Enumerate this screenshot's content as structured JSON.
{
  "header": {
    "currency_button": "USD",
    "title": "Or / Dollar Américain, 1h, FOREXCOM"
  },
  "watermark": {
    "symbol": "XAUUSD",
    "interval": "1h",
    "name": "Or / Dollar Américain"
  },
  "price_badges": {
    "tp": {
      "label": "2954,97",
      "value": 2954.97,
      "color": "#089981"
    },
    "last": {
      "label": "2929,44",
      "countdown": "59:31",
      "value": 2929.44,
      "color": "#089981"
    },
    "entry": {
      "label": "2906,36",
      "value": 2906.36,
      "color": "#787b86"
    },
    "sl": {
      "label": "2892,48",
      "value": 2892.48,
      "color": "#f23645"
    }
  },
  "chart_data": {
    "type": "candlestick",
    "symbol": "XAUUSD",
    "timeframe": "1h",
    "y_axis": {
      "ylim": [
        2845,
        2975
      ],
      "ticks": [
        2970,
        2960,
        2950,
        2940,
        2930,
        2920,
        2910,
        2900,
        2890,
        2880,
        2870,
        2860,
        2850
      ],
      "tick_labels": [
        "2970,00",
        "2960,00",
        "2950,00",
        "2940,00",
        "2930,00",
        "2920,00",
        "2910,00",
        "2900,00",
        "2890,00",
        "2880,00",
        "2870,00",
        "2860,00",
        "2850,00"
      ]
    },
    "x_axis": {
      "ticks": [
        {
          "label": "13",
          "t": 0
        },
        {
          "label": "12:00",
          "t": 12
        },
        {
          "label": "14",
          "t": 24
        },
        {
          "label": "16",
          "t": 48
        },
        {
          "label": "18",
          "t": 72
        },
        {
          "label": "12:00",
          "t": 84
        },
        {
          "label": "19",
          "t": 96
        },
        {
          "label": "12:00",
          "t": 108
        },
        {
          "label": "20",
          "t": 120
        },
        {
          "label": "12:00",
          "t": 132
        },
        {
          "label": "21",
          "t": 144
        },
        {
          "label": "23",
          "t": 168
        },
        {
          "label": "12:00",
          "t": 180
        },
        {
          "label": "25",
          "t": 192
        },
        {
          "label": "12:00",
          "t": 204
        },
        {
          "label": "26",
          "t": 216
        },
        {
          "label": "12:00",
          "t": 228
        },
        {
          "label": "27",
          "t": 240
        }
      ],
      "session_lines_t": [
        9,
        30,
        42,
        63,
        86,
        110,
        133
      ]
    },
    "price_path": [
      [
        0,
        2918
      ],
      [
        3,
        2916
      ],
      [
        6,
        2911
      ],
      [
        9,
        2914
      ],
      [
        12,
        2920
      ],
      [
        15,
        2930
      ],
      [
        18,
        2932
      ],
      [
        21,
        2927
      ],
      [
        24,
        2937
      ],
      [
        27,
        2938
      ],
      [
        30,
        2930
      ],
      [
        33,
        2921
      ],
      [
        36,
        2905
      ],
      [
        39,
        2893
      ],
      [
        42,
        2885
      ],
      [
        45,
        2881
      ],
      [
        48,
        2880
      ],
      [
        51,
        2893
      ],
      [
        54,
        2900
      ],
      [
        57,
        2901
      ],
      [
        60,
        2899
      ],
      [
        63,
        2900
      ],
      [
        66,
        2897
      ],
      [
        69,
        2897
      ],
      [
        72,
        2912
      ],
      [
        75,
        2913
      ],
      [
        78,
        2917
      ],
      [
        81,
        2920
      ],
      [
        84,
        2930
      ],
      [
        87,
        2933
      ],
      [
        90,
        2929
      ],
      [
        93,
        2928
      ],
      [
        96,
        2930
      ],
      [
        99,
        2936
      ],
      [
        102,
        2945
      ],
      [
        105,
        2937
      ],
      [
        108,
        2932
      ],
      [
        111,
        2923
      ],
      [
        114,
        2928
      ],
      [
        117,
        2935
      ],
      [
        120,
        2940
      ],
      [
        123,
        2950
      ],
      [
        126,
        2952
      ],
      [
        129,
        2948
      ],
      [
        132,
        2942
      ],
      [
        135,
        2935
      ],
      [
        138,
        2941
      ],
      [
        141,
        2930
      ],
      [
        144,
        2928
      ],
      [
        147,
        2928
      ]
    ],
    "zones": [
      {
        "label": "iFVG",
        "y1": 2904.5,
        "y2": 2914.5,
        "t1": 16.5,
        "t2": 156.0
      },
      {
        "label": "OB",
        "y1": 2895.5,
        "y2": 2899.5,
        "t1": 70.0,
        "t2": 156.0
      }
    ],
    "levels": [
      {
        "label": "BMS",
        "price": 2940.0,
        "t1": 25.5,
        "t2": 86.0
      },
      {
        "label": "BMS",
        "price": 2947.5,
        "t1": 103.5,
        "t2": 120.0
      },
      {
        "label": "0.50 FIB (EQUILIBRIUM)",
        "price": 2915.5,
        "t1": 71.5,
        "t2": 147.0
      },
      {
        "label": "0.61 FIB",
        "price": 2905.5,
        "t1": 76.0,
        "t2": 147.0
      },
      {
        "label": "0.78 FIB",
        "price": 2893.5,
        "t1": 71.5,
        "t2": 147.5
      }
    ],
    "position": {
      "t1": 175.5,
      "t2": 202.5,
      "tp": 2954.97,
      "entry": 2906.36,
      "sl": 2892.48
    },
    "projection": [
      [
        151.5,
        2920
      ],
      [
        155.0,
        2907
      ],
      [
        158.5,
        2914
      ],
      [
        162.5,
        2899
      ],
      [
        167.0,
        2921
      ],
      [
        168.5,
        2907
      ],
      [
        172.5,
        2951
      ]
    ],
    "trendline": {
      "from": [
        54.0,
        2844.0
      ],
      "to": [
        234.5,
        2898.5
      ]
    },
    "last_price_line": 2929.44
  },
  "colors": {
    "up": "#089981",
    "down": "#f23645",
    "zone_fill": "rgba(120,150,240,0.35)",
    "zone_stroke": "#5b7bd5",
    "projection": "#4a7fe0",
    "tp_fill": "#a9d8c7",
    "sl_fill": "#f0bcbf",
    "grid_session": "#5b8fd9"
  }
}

=== Stated exercise ===
Transcribe the material above word for word.

=== Written solution ===
Enumerate this screenshot's content as structured JSON.
{
  "header": {
    "currency_button": "USD",
    "title": "Or / Dollar Américain, 1h, FOREXCOM"
  },
  "watermark": {
    "symbol": "XAUUSD",
    "interval": "1h",
    "name": "Or / Dollar Américain"
  },
  "price_badges": {
    "tp": {
      "label": "2954,97",
      "value": 2954.97,
      "color": "#089981"
    },
    "last": {
      "label": "2929,44",
      "countdown": "59:31",
      "value": 2929.44,
      "color": "#089981"
    },
    "entry": {
      "label": "2906,36",
      "value": 2906.36,
      "color": "#787b86"
    },
    "sl": {
      "label": "2892,48",
      "value": 2892.48,
      "color": "#f23645"
    }
  },
  "chart_data": {
    "type": "candlestick",
    "symbol": "XAUUSD",
    "timeframe": "1h",
    "y_axis": {
      "ylim": [
        2845,
        2975
      ],
      "ticks": [
        2970,
        2960,
        2950,
        2940,
        2930,
        2920,
        2910,
        2900,
        2890,
        2880,
        2870,
        2860,
        2850
      ],
      "tick_labels": [
        "2970,00",
        "2960,00",
        "2950,00",
        "2940,00",
        "2930,00",
        "2920,00",
        "2910,00",
        "2900,00",
        "2890,00",
        "2880,00",
        "2870,00",
        "2860,00",
        "2850,00"
      ]
    },
    "x_axis": {
      "ticks": [
        {
          "label": "13",
          "t": 0
        },
        {
          "label": "12:00",
          "t": 12
        },
        {
          "label": "14",
          "t": 24
        },
        {
          "label": "16",
          "t": 48
        },
        {
          "label": "18",
          "t": 72
        },
        {
          "label": "12:00",
          "t": 84
        },
        {
          "label": "19",
          "t": 96
        },
        {
          "label": "12:00",
          "t": 108
        },
        {
          "label": "20",
          "t": 120
        },
        {
          "label": "12:00",
          "t": 132
        },
        {
          "label": "21",
          "t": 144
        },
        {
          "label": "23",
          "t": 168
        },
        {
          "label": "12:00",
          "t": 180
        },
        {
          "label": "25",
          "t": 192
        },
        {
          "label": "12:00",
          "t": 204
        },
        {
          "label": "26",
          "t": 216
        },
        {
          "label": "12:00",
          "t": 228
        },
        {
          "label": "27",
          "t": 240
        }
      ],
      "session_lines_t": [
        9,
        30,
        42,
        63,
        86,
        110,
        133
      ]
    },
    "price_path": [
      [
        0,
        2918
      ],
      [
        3,
        2916
      ],
      [
        6,
        2911
      ],
      [
        9,
        2914
      ],
      [
        12,
        2920
      ],
      [
        15,
        2930
      ],
      [
        18,
        2932
      ],
      [
        21,
        2927
      ],
      [
        24,
        2937
      ],
      [
        27,
        2938
      ],
      [
        30,
        2930
      ],
      [
        33,
        2921
      ],
      [
        36,
        2905
      ],
      [
        39,
        2893
      ],
      [
        42,
        2885
      ],
      [
        45,
        2881
      ],
      [
        48,
        2880
      ],
      [
        51,
        2893
      ],
      [
        54,
        2900
      ],
      [
        57,
        2901
      ],
      [
        60,
        2899
      ],
      [
        63,
        2900
      ],
      [
        66,
        2897
      ],
      [
        69,
        2897
      ],
      [
        72,
        2912
      ],
      [
        75,
        2913
      ],
      [
        78,
        2917
      ],
      [
        81,
        2920
      ],
      [
        84,
        2930
      ],
      [
        87,
        2933
      ],
      [
        90,
        2929
      ],
      [
        93,
        2928
      ],
      [
        96,
        2930
      ],
      [
        99,
        2936
      ],
      [
        102,
        2945
      ],
      [
        105,
        2937
      ],
      [
        108,
        2932
      ],
      [
        111,
        2923
      ],
      [
        114,
        2928
      ],
      [
        117,
        2935
      ],
      [
        120,
        2940
      ],
      [
        123,
        2950
      ],
      [
        126,
        2952
      ],
      [
        129,
        2948
      ],
      [
        132,
        2942
      ],
      [
        135,
        2935
      ],
      [
        138,
        2941
      ],
      [
        141,
        2930
      ],
      [
        144,
        2928
      ],
      [
        147,
        2928
      ]
    ],
    "zones": [
      {
        "label": "iFVG",
        "y1": 2904.5,
        "y2": 2914.5,
        "t1": 16.5,
        "t2": 156.0
      },
      {
        "label": "OB",
        "y1": 2895.5,
        "y2": 2899.5,
        "t1": 70.0,
        "t2": 156.0
      }
    ],
    "levels": [
      {
        "label": "BMS",
        "price": 2940.0,
        "t1": 25.5,
        "t2": 86.0
      },
      {
        "label": "BMS",
        "price": 2947.5,
        "t1": 103.5,
        "t2": 120.0
      },
      {
        "label": "0.50 FIB (EQUILIBRIUM)",
        "price": 2915.5,
        "t1": 71.5,
        "t2": 147.0
      },
      {
        "label": "0.61 FIB",
        "price": 2905.5,
        "t1": 76.0,
        "t2": 147.0
      },
      {
        "label": "0.78 FIB",
        "price": 2893.5,
        "t1": 71.5,
        "t2": 147.5
      }
    ],
    "position": {
      "t1": 175.5,
      "t2": 202.5,
      "tp": 2954.97,
      "entry": 2906.36,
      "sl": 2892.48
    },
    "projection": [
      [
        151.5,
        2920
      ],
      [
        155.0,
        2907
      ],
      [
        158.5,
        2914
      ],
      [
        162.5,
        2899
      ],
      [
        167.0,
        2921
      ],
      [
        168.5,
        2907
      ],
      [
        172.5,
        2951
      ]
    ],
    "trendline": {
      "from": [
        54.0,
        2844.0
      ],
      "to": [
        234.5,
        2898.5
      ]
    },
    "last_price_line": 2929.44
  },
  "colors": {
    "up": "#089981",
    "down": "#f23645",
    "zone_fill": "rgba(120,150,240,0.35)",
    "zone_stroke": "#5b7bd5",
    "projection": "#4a7fe0",
    "tp_fill": "#a9d8c7",
    "sl_fill": "#f0bcbf",
    "grid_session": "#5b8fd9"
  }
}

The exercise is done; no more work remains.